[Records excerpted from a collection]

(begin)

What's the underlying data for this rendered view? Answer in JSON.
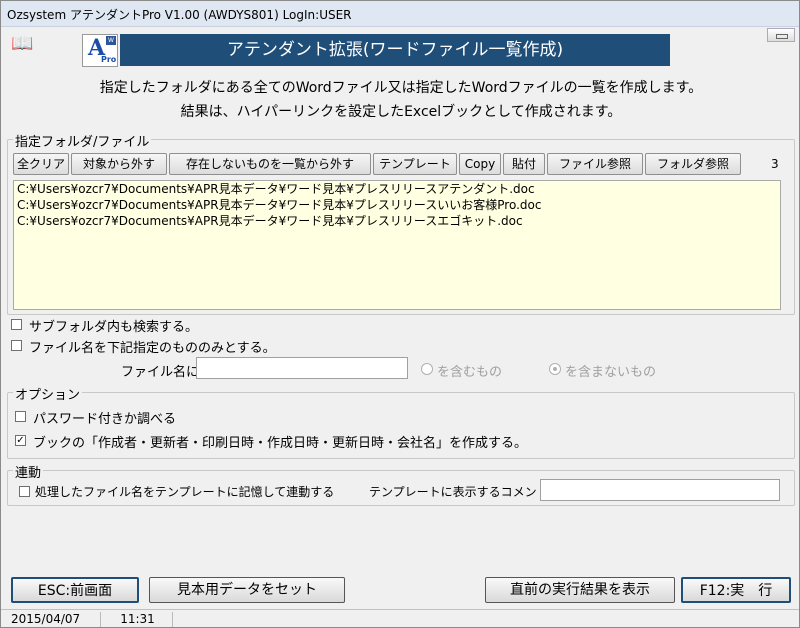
{
  "window": {
    "title": "Ozsystem アテンダントPro V1.00 (AWDYS801)  LogIn:USER"
  },
  "header": {
    "banner_title": "アテンダント拡張(ワードファイル一覧作成)",
    "logo_letter": "A",
    "logo_sub": "Pro",
    "logo_badge": "W",
    "description_line1": "指定したフォルダにある全てのWordファイル又は指定したWordファイルの一覧を作成します。",
    "description_line2": "結果は、ハイパーリンクを設定したExcelブックとして作成されます。"
  },
  "file_group": {
    "label": "指定フォルダ/ファイル",
    "buttons": {
      "clear_all": "全クリア",
      "exclude": "対象から外す",
      "exclude_missing": "存在しないものを一覧から外す",
      "template": "テンプレート",
      "copy": "Copy",
      "paste": "貼付",
      "file_browse": "ファイル参照",
      "folder_browse": "フォルダ参照"
    },
    "count": "3",
    "files": [
      "C:¥Users¥ozcr7¥Documents¥APR見本データ¥ワード見本¥プレスリリースアテンダント.doc",
      "C:¥Users¥ozcr7¥Documents¥APR見本データ¥ワード見本¥プレスリリースいいお客様Pro.doc",
      "C:¥Users¥ozcr7¥Documents¥APR見本データ¥ワード見本¥プレスリリースエゴキット.doc"
    ],
    "search_subfolders": "サブフォルダ内も検索する。",
    "filter_by_name": "ファイル名を下記指定のもののみとする。",
    "filename_label": "ファイル名に",
    "filename_value": "",
    "radio_include": "を含むもの",
    "radio_exclude": "を含まないもの"
  },
  "options": {
    "label": "オプション",
    "password_check": "パスワード付きか調べる",
    "book_properties": "ブックの「作成者・更新者・印刷日時・作成日時・更新日時・会社名」を作成する。",
    "book_properties_checked": true,
    "password_check_checked": false
  },
  "link": {
    "label": "連動",
    "remember_template": "処理したファイル名をテンプレートに記憶して連動する",
    "comment_label": "テンプレートに表示するコメント",
    "comment_value": ""
  },
  "footer": {
    "esc_button": "ESC:前画面",
    "sample_button": "見本用データをセット",
    "show_last_result": "直前の実行結果を表示",
    "execute_button": "F12:実　行"
  },
  "status": {
    "date": "2015/04/07",
    "time": "11:31"
  }
}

(end)

Quote the entries in full. Any image among them is to be omitted from the copy.

# [The response]
What's the underlying data for this rendered view? Answer in JSON.
{
  "window": {
    "title": "Ozsystem アテンダントPro V1.00 (AWDYS801)  LogIn:USER"
  },
  "header": {
    "banner_title": "アテンダント拡張(ワードファイル一覧作成)",
    "logo_letter": "A",
    "logo_sub": "Pro",
    "logo_badge": "W",
    "description_line1": "指定したフォルダにある全てのWordファイル又は指定したWordファイルの一覧を作成します。",
    "description_line2": "結果は、ハイパーリンクを設定したExcelブックとして作成されます。"
  },
  "file_group": {
    "label": "指定フォルダ/ファイル",
    "buttons": {
      "clear_all": "全クリア",
      "exclude": "対象から外す",
      "exclude_missing": "存在しないものを一覧から外す",
      "template": "テンプレート",
      "copy": "Copy",
      "paste": "貼付",
      "file_browse": "ファイル参照",
      "folder_browse": "フォルダ参照"
    },
    "count": "3",
    "files": [
      "C:¥Users¥ozcr7¥Documents¥APR見本データ¥ワード見本¥プレスリリースアテンダント.doc",
      "C:¥Users¥ozcr7¥Documents¥APR見本データ¥ワード見本¥プレスリリースいいお客様Pro.doc",
      "C:¥Users¥ozcr7¥Documents¥APR見本データ¥ワード見本¥プレスリリースエゴキット.doc"
    ],
    "search_subfolders": "サブフォルダ内も検索する。",
    "filter_by_name": "ファイル名を下記指定のもののみとする。",
    "filename_label": "ファイル名に",
    "filename_value": "",
    "radio_include": "を含むもの",
    "radio_exclude": "を含まないもの"
  },
  "options": {
    "label": "オプション",
    "password_check": "パスワード付きか調べる",
    "book_properties": "ブックの「作成者・更新者・印刷日時・作成日時・更新日時・会社名」を作成する。",
    "book_properties_checked": true,
    "password_check_checked": false
  },
  "link": {
    "label": "連動",
    "remember_template": "処理したファイル名をテンプレートに記憶して連動する",
    "comment_label": "テンプレートに表示するコメント",
    "comment_value": ""
  },
  "footer": {
    "esc_button": "ESC:前画面",
    "sample_button": "見本用データをセット",
    "show_last_result": "直前の実行結果を表示",
    "execute_button": "F12:実　行"
  },
  "status": {
    "date": "2015/04/07",
    "time": "11:31"
  }
}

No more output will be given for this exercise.